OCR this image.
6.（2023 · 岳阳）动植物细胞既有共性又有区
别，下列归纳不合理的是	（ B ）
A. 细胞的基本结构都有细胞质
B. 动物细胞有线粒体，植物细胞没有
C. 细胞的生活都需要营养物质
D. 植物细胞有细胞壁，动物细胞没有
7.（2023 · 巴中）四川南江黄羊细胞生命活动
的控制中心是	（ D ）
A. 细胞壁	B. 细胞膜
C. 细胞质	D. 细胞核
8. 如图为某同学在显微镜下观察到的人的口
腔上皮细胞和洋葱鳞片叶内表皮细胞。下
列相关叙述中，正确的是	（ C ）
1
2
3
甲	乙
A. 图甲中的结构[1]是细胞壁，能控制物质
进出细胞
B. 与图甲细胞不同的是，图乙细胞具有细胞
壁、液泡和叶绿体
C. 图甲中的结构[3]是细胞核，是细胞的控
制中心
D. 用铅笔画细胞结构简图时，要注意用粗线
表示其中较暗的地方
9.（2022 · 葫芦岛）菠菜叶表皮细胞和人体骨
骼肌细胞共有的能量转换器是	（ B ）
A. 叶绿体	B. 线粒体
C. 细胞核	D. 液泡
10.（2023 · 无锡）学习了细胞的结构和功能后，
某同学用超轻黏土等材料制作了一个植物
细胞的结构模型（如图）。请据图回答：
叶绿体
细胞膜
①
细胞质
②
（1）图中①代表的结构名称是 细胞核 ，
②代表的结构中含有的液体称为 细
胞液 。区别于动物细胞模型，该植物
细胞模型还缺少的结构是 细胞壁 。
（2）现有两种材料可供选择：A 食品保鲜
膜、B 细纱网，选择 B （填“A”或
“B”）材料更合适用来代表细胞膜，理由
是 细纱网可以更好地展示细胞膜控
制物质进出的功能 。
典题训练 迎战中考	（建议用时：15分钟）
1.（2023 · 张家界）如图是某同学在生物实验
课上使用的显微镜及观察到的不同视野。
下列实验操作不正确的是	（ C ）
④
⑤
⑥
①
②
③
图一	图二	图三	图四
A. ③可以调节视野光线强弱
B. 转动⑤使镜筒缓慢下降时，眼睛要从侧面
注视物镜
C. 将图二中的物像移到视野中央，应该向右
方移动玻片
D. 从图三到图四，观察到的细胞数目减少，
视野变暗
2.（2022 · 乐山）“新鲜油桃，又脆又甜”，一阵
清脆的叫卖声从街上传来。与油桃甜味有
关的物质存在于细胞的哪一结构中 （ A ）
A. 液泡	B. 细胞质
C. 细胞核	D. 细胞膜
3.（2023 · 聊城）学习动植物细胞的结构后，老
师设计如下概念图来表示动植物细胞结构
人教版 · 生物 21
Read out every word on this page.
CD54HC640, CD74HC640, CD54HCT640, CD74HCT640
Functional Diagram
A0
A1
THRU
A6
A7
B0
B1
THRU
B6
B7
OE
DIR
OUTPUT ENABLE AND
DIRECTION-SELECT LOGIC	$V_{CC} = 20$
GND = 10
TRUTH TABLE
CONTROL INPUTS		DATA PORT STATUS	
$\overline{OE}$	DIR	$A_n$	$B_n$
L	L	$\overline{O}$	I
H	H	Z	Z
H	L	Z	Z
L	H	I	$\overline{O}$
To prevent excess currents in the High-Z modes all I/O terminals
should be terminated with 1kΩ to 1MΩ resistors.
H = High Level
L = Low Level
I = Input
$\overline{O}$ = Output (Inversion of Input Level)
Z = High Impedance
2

WHAT THIS TASK INVOLVES
Go through the material above line by line and copy it exactly.

WRITTEN ANSWER
OCR this image.
6.（2023 · 岳阳）动植物细胞既有共性又有区
别，下列归纳不合理的是	（ B ）
A. 细胞的基本结构都有细胞质
B. 动物细胞有线粒体，植物细胞没有
C. 细胞的生活都需要营养物质
D. 植物细胞有细胞壁，动物细胞没有
7.（2023 · 巴中）四川南江黄羊细胞生命活动
的控制中心是	（ D ）
A. 细胞壁	B. 细胞膜
C. 细胞质	D. 细胞核
8. 如图为某同学在显微镜下观察到的人的口
腔上皮细胞和洋葱鳞片叶内表皮细胞。下
列相关叙述中，正确的是	（ C ）
1
2
3
甲	乙
A. 图甲中的结构[1]是细胞壁，能控制物质
进出细胞
B. 与图甲细胞不同的是，图乙细胞具有细胞
壁、液泡和叶绿体
C. 图甲中的结构[3]是细胞核，是细胞的控
制中心
D. 用铅笔画细胞结构简图时，要注意用粗线
表示其中较暗的地方
9.（2022 · 葫芦岛）菠菜叶表皮细胞和人体骨
骼肌细胞共有的能量转换器是	（ B ）
A. 叶绿体	B. 线粒体
C. 细胞核	D. 液泡
10.（2023 · 无锡）学习了细胞的结构和功能后，
某同学用超轻黏土等材料制作了一个植物
细胞的结构模型（如图）。请据图回答：
叶绿体
细胞膜
①
细胞质
②
（1）图中①代表的结构名称是 细胞核 ，
②代表的结构中含有的液体称为 细
胞液 。区别于动物细胞模型，该植物
细胞模型还缺少的结构是 细胞壁 。
（2）现有两种材料可供选择：A 食品保鲜
膜、B 细纱网，选择 B （填“A”或
“B”）材料更合适用来代表细胞膜，理由
是 细纱网可以更好地展示细胞膜控
制物质进出的功能 。
典题训练 迎战中考	（建议用时：15分钟）
1.（2023 · 张家界）如图是某同学在生物实验
课上使用的显微镜及观察到的不同视野。
下列实验操作不正确的是	（ C ）
④
⑤
⑥
①
②
③
图一	图二	图三	图四
A. ③可以调节视野光线强弱
B. 转动⑤使镜筒缓慢下降时，眼睛要从侧面
注视物镜
C. 将图二中的物像移到视野中央，应该向右
方移动玻片
D. 从图三到图四，观察到的细胞数目减少，
视野变暗
2.（2022 · 乐山）“新鲜油桃，又脆又甜”，一阵
清脆的叫卖声从街上传来。与油桃甜味有
关的物质存在于细胞的哪一结构中 （ A ）
A. 液泡	B. 细胞质
C. 细胞核	D. 细胞膜
3.（2023 · 聊城）学习动植物细胞的结构后，老
师设计如下概念图来表示动植物细胞结构
人教版 · 生物 21
Read out every word on this page.
CD54HC640, CD74HC640, CD54HCT640, CD74HCT640
Functional Diagram
A0
A1
THRU
A6
A7
B0
B1
THRU
B6
B7
OE
DIR
OUTPUT ENABLE AND
DIRECTION-SELECT LOGIC	$V_{CC} = 20$
GND = 10
TRUTH TABLE
CONTROL INPUTS		DATA PORT STATUS	
$\overline{OE}$	DIR	$A_n$	$B_n$
L	L	$\overline{O}$	I
H	H	Z	Z
H	L	Z	Z
L	H	I	$\overline{O}$
To prevent excess currents in the High-Z modes all I/O terminals
should be terminated with 1kΩ to 1MΩ resistors.
H = High Level
L = Low Level
I = Input
$\overline{O}$ = Output (Inversion of Input Level)
Z = High Impedance
2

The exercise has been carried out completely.